### WRITTEN EXERCISE
Exactly repeat the full listing that follows.

-- start of RAW DATA --

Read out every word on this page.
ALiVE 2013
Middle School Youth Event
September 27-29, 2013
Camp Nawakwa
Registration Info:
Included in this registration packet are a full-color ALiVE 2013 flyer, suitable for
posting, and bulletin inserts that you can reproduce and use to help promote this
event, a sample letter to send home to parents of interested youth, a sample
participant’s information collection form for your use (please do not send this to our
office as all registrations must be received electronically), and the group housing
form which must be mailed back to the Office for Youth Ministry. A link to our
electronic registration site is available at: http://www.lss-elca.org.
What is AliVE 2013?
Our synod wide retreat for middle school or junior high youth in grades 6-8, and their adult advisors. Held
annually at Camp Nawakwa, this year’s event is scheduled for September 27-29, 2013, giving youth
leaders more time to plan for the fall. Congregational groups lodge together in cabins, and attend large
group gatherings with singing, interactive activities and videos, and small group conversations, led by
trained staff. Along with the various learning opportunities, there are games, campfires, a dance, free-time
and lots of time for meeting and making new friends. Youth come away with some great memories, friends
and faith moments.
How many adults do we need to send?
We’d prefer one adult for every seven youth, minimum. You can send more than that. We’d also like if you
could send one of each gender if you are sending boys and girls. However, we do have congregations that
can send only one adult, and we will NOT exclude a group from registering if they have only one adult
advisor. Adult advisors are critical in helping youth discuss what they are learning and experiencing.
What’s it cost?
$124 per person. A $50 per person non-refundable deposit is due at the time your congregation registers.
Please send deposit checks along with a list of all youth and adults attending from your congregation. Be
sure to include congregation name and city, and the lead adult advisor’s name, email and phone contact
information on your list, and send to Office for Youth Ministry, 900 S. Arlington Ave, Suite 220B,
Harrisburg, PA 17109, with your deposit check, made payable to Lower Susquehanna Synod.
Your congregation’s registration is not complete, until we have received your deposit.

-- end of RAW DATA --

### FULL ANSWER
Read out every word on this page.
ALiVE 2013
Middle School Youth Event
September 27-29, 2013
Camp Nawakwa
Registration Info:
Included in this registration packet are a full-color ALiVE 2013 flyer, suitable for
posting, and bulletin inserts that you can reproduce and use to help promote this
event, a sample letter to send home to parents of interested youth, a sample
participant’s information collection form for your use (please do not send this to our
office as all registrations must be received electronically), and the group housing
form which must be mailed back to the Office for Youth Ministry. A link to our
electronic registration site is available at: http://www.lss-elca.org.
What is AliVE 2013?
Our synod wide retreat for middle school or junior high youth in grades 6-8, and their adult advisors. Held
annually at Camp Nawakwa, this year’s event is scheduled for September 27-29, 2013, giving youth
leaders more time to plan for the fall. Congregational groups lodge together in cabins, and attend large
group gatherings with singing, interactive activities and videos, and small group conversations, led by
trained staff. Along with the various learning opportunities, there are games, campfires, a dance, free-time
and lots of time for meeting and making new friends. Youth come away with some great memories, friends
and faith moments.
How many adults do we need to send?
We’d prefer one adult for every seven youth, minimum. You can send more than that. We’d also like if you
could send one of each gender if you are sending boys and girls. However, we do have congregations that
can send only one adult, and we will NOT exclude a group from registering if they have only one adult
advisor. Adult advisors are critical in helping youth discuss what they are learning and experiencing.
What’s it cost?
$124 per person. A $50 per person non-refundable deposit is due at the time your congregation registers.
Please send deposit checks along with a list of all youth and adults attending from your congregation. Be
sure to include congregation name and city, and the lead adult advisor’s name, email and phone contact
information on your list, and send to Office for Youth Ministry, 900 S. Arlington Ave, Suite 220B,
Harrisburg, PA 17109, with your deposit check, made payable to Lower Susquehanna Synod.
Your congregation’s registration is not complete, until we have received your deposit.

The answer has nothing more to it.